### PROBLEM DESCRIPTION
Go through the listing and copy every line word for word.

(Saved entries)
★ ★ ★ ★

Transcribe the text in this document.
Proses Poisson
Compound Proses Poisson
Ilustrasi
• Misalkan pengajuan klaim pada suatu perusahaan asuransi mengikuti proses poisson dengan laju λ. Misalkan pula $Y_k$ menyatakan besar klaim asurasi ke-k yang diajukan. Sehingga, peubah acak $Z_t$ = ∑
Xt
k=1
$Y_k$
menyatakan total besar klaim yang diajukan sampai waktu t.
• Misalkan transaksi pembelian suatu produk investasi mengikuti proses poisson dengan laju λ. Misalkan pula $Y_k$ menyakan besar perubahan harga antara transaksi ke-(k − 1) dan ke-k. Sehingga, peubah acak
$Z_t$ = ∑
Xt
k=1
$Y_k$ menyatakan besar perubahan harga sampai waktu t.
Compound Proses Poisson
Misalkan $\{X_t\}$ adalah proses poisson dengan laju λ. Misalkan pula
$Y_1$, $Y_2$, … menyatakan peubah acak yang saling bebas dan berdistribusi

★ ★ ★ ★

### ANSWER FOR THIS EXERCISE
Transcribe the text in this document.
Proses Poisson
Compound Proses Poisson
Ilustrasi
• Misalkan pengajuan klaim pada suatu perusahaan asuransi mengikuti proses poisson dengan laju λ. Misalkan pula $Y_k$ menyatakan besar klaim asurasi ke-k yang diajukan. Sehingga, peubah acak $Z_t$ = ∑
Xt
k=1
$Y_k$
menyatakan total besar klaim yang diajukan sampai waktu t.
• Misalkan transaksi pembelian suatu produk investasi mengikuti proses poisson dengan laju λ. Misalkan pula $Y_k$ menyakan besar perubahan harga antara transaksi ke-(k − 1) dan ke-k. Sehingga, peubah acak
$Z_t$ = ∑
Xt
k=1
$Y_k$ menyatakan besar perubahan harga sampai waktu t.
Compound Proses Poisson
Misalkan $\{X_t\}$ adalah proses poisson dengan laju λ. Misalkan pula
$Y_1$, $Y_2$, … menyatakan peubah acak yang saling bebas dan berdistribusi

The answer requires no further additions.